(Items from a dataset)

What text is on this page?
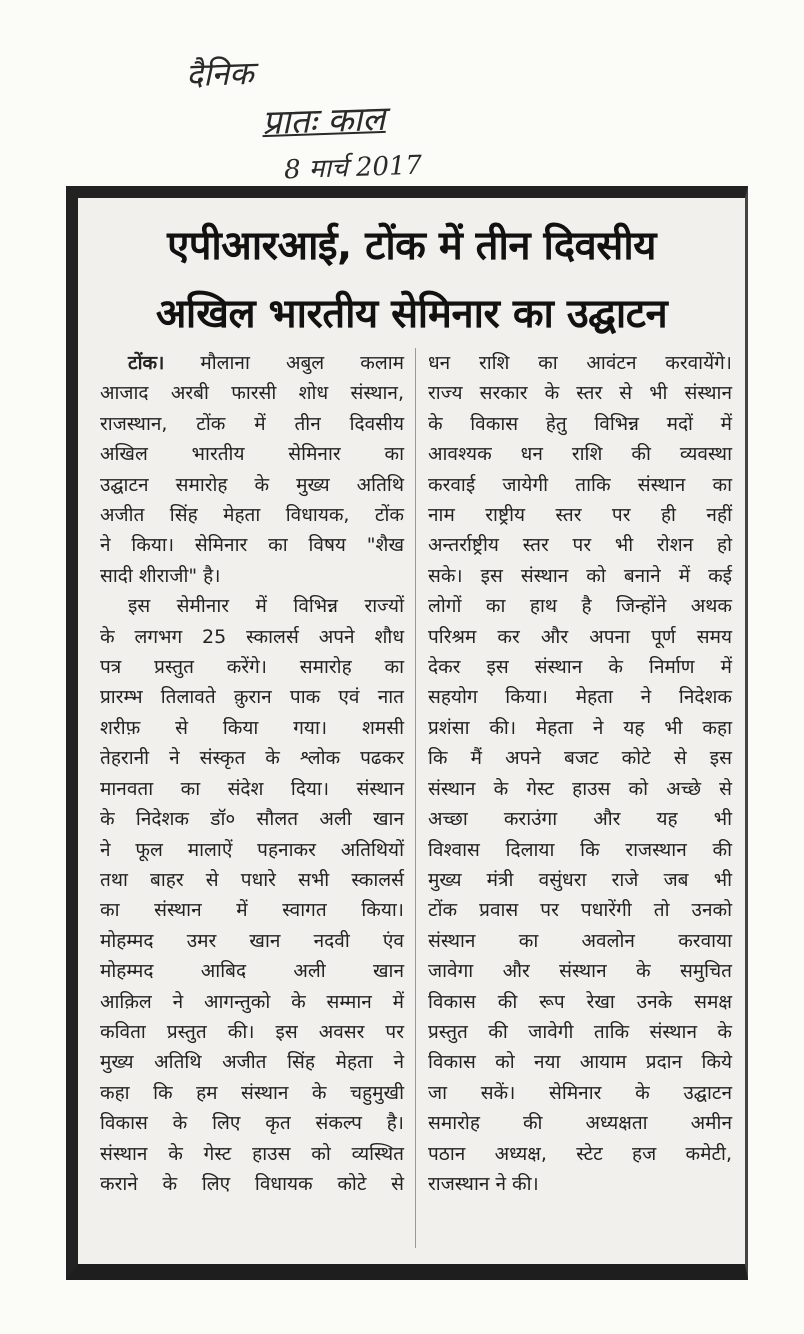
दैनिक
प्रातः काल
8 मार्च 2017
एपीआरआई, टोंक में तीन दिवसीय
अखिल भारतीय सेमिनार का उद्घाटन
टोंक। मौलाना अबुल कलाम
आजाद अरबी फारसी शोध संस्थान,
राजस्थान, टोंक में तीन दिवसीय
अखिल भारतीय सेमिनार का
उद्घाटन समारोह के मुख्य अतिथि
अजीत सिंह मेहता विधायक, टोंक
ने किया। सेमिनार का विषय "शैख
सादी शीराजी" है।
इस सेमीनार में विभिन्न राज्यों
के लगभग 25 स्कालर्स अपने शौध
पत्र प्रस्तुत करेंगे। समारोह का
प्रारम्भ तिलावते क़ुरान पाक एवं नात
शरीफ़ से किया गया। शमसी
तेहरानी ने संस्कृत के श्लोक पढकर
मानवता का संदेश दिया। संस्थान
के निदेशक डॉ० सौलत अली खान
ने फूल मालाऐं पहनाकर अतिथियों
तथा बाहर से पधारे सभी स्कालर्स
का संस्थान में स्वागत किया।
मोहम्मद उमर खान नदवी एंव
मोहम्मद आबिद अली खान
आक़िल ने आगन्तुको के सम्मान में
कविता प्रस्तुत की। इस अवसर पर
मुख्य अतिथि अजीत सिंह मेहता ने
कहा कि हम संस्थान के चहुमुखी
विकास के लिए कृत संकल्प है।
संस्थान के गेस्ट हाउस को व्यस्थित
कराने के लिए विधायक कोटे से
धन राशि का आवंटन करवायेंगे।
राज्य सरकार के स्तर से भी संस्थान
के विकास हेतु विभिन्न मदों में
आवश्यक धन राशि की व्यवस्था
करवाई जायेगी ताकि संस्थान का
नाम राष्ट्रीय स्तर पर ही नहीं
अन्तर्राष्ट्रीय स्तर पर भी रोशन हो
सके। इस संस्थान को बनाने में कई
लोगों का हाथ है जिन्होंने अथक
परिश्रम कर और अपना पूर्ण समय
देकर इस संस्थान के निर्माण में
सहयोग किया। मेहता ने निदेशक
प्रशंसा की। मेहता ने यह भी कहा
कि मैं अपने बजट कोटे से इस
संस्थान के गेस्ट हाउस को अच्छे से
अच्छा कराउंगा और यह भी
विश्वास दिलाया कि राजस्थान की
मुख्य मंत्री वसुंधरा राजे जब भी
टोंक प्रवास पर पधारेंगी तो उनको
संस्थान का अवलोन करवाया
जावेगा और संस्थान के समुचित
विकास की रूप रेखा उनके समक्ष
प्रस्तुत की जावेगी ताकि संस्थान के
विकास को नया आयाम प्रदान किये
जा सकें। सेमिनार के उद्घाटन
समारोह की अध्यक्षता अमीन
पठान अध्यक्ष, स्टेट हज कमेटी,
राजस्थान ने की।
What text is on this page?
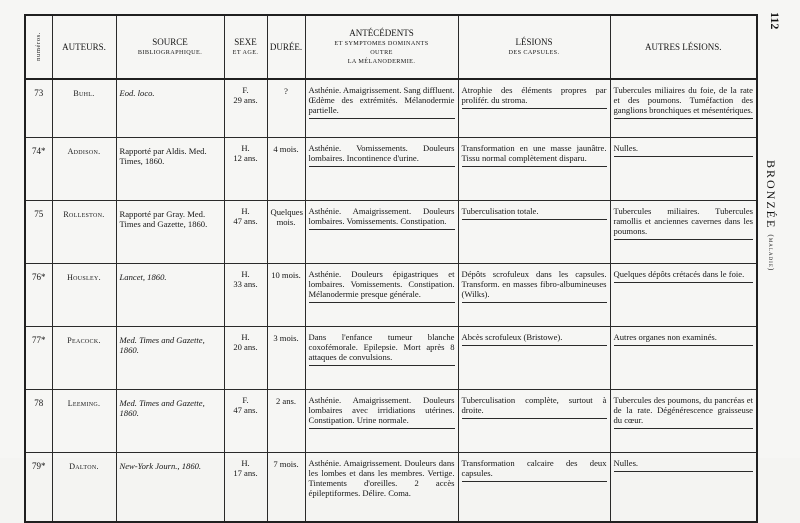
numéros.	AUTEURS.	SOURCE
BIBLIOGRAPHIQUE.	SEXE
ET AGE.	DURÉE.	ANTÉCÉDENTS
ET SYMPTOMES DOMINANTS
OUTRE
LA MÉLANODERMIE.	LÉSIONS
DES CAPSULES.	AUTRES LÉSIONS.

73	Buhl.	Eod. loco.	F.
29 ans.	?	Asthénie. Amaigrissement. Sang diffluent. Œdème des extrémités. Mélanodermie partielle.	Atrophie des éléments propres par prolifér. du stroma.	Tubercules miliaires du foie, de la rate et des poumons. Tuméfaction des ganglions bronchiques et mésentériques.

74*	Addison.	Rapporté par Aldis. Med. Times, 1860.	H.
12 ans.	4 mois.	Asthénie. Vomissements. Douleurs lombaires. Incontinence d'urine.	Transformation en une masse jaunâtre. Tissu normal complètement disparu.	Nulles.

75	Rolleston.	Rapporté par Gray. Med. Times and Gazette, 1860.	H.
47 ans.	Quelques mois.	Asthénie. Amaigrissement. Douleurs lombaires. Vomissements. Constipation.	Tuberculisation totale.	Tubercules miliaires. Tubercules ramollis et anciennes cavernes dans les poumons.

76*	Housley.	Lancet, 1860.	H.
33 ans.	10 mois.	Asthénie. Douleurs épigastriques et lombaires. Vomissements. Constipation. Mélanodermie presque générale.	Dépôts scrofuleux dans les capsules. Transform. en masses fibro-albumineuses (Wilks).	Quelques dépôts crétacés dans le foie.

77*	Peacock.	Med. Times and Gazette, 1860.	H.
20 ans.	3 mois.	Dans l'enfance tumeur blanche coxofémorale. Epilepsie. Mort après 8 attaques de convulsions.	Abcès scrofuleux (Bristowe).	Autres organes non examinés.

78	Leeming.	Med. Times and Gazette, 1860.	F.
47 ans.	2 ans.	Asthénie. Amaigrissement. Douleurs lombaires avec irridiations utérines. Constipation. Urine normale.	Tuberculisation complète, surtout à droite.	Tubercules des poumons, du pancréas et de la rate. Dégénérescence graisseuse du cœur.

79*	Dalton.	New-York Journ., 1860.	H.
17 ans.	7 mois.	Asthénie. Amaigrissement. Douleurs dans les lombes et dans les membres. Vertige. Tintements d'oreilles. 2 accès épileptiformes. Délire. Coma.	Transformation calcaire des deux capsules.	Nulles.
112
BRONZÉE (maladie)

REQUEST
Repeat the material above in full and exactly, omitting the pictures.

THE REPLY
What text is on this page?
दैनिक
प्रातः काल
8 मार्च 2017
एपीआरआई, टोंक में तीन दिवसीय
अखिल भारतीय सेमिनार का उद्घाटन
टोंक। मौलाना अबुल कलाम
आजाद अरबी फारसी शोध संस्थान,
राजस्थान, टोंक में तीन दिवसीय
अखिल भारतीय सेमिनार का
उद्घाटन समारोह के मुख्य अतिथि
अजीत सिंह मेहता विधायक, टोंक
ने किया। सेमिनार का विषय "शैख
सादी शीराजी" है।
इस सेमीनार में विभिन्न राज्यों
के लगभग 25 स्कालर्स अपने शौध
पत्र प्रस्तुत करेंगे। समारोह का
प्रारम्भ तिलावते क़ुरान पाक एवं नात
शरीफ़ से किया गया। शमसी
तेहरानी ने संस्कृत के श्लोक पढकर
मानवता का संदेश दिया। संस्थान
के निदेशक डॉ० सौलत अली खान
ने फूल मालाऐं पहनाकर अतिथियों
तथा बाहर से पधारे सभी स्कालर्स
का संस्थान में स्वागत किया।
मोहम्मद उमर खान नदवी एंव
मोहम्मद आबिद अली खान
आक़िल ने आगन्तुको के सम्मान में
कविता प्रस्तुत की। इस अवसर पर
मुख्य अतिथि अजीत सिंह मेहता ने
कहा कि हम संस्थान के चहुमुखी
विकास के लिए कृत संकल्प है।
संस्थान के गेस्ट हाउस को व्यस्थित
कराने के लिए विधायक कोटे से
धन राशि का आवंटन करवायेंगे।
राज्य सरकार के स्तर से भी संस्थान
के विकास हेतु विभिन्न मदों में
आवश्यक धन राशि की व्यवस्था
करवाई जायेगी ताकि संस्थान का
नाम राष्ट्रीय स्तर पर ही नहीं
अन्तर्राष्ट्रीय स्तर पर भी रोशन हो
सके। इस संस्थान को बनाने में कई
लोगों का हाथ है जिन्होंने अथक
परिश्रम कर और अपना पूर्ण समय
देकर इस संस्थान के निर्माण में
सहयोग किया। मेहता ने निदेशक
प्रशंसा की। मेहता ने यह भी कहा
कि मैं अपने बजट कोटे से इस
संस्थान के गेस्ट हाउस को अच्छे से
अच्छा कराउंगा और यह भी
विश्वास दिलाया कि राजस्थान की
मुख्य मंत्री वसुंधरा राजे जब भी
टोंक प्रवास पर पधारेंगी तो उनको
संस्थान का अवलोन करवाया
जावेगा और संस्थान के समुचित
विकास की रूप रेखा उनके समक्ष
प्रस्तुत की जावेगी ताकि संस्थान के
विकास को नया आयाम प्रदान किये
जा सकें। सेमिनार के उद्घाटन
समारोह की अध्यक्षता अमीन
पठान अध्यक्ष, स्टेट हज कमेटी,
राजस्थान ने की।
What text is on this page?
numéros.	AUTEURS.	SOURCE
BIBLIOGRAPHIQUE.	SEXE
ET AGE.	DURÉE.	ANTÉCÉDENTS
ET SYMPTOMES DOMINANTS
OUTRE
LA MÉLANODERMIE.	LÉSIONS
DES CAPSULES.	AUTRES LÉSIONS.

73	Buhl.	Eod. loco.	F.
29 ans.	?	Asthénie. Amaigrissement. Sang diffluent. Œdème des extrémités. Mélanodermie partielle.	Atrophie des éléments propres par prolifér. du stroma.	Tubercules miliaires du foie, de la rate et des poumons. Tuméfaction des ganglions bronchiques et mésentériques.

74*	Addison.	Rapporté par Aldis. Med. Times, 1860.	H.
12 ans.	4 mois.	Asthénie. Vomissements. Douleurs lombaires. Incontinence d'urine.	Transformation en une masse jaunâtre. Tissu normal complètement disparu.	Nulles.

75	Rolleston.	Rapporté par Gray. Med. Times and Gazette, 1860.	H.
47 ans.	Quelques mois.	Asthénie. Amaigrissement. Douleurs lombaires. Vomissements. Constipation.	Tuberculisation totale.	Tubercules miliaires. Tubercules ramollis et anciennes cavernes dans les poumons.

76*	Housley.	Lancet, 1860.	H.
33 ans.	10 mois.	Asthénie. Douleurs épigastriques et lombaires. Vomissements. Constipation. Mélanodermie presque générale.	Dépôts scrofuleux dans les capsules. Transform. en masses fibro-albumineuses (Wilks).	Quelques dépôts crétacés dans le foie.

77*	Peacock.	Med. Times and Gazette, 1860.	H.
20 ans.	3 mois.	Dans l'enfance tumeur blanche coxofémorale. Epilepsie. Mort après 8 attaques de convulsions.	Abcès scrofuleux (Bristowe).	Autres organes non examinés.

78	Leeming.	Med. Times and Gazette, 1860.	F.
47 ans.	2 ans.	Asthénie. Amaigrissement. Douleurs lombaires avec irridiations utérines. Constipation. Urine normale.	Tuberculisation complète, surtout à droite.	Tubercules des poumons, du pancréas et de la rate. Dégénérescence graisseuse du cœur.

79*	Dalton.	New-York Journ., 1860.	H.
17 ans.	7 mois.	Asthénie. Amaigrissement. Douleurs dans les lombes et dans les membres. Vertige. Tintements d'oreilles. 2 accès épileptiformes. Délire. Coma.	Transformation calcaire des deux capsules.	Nulles.
112
BRONZÉE (maladie)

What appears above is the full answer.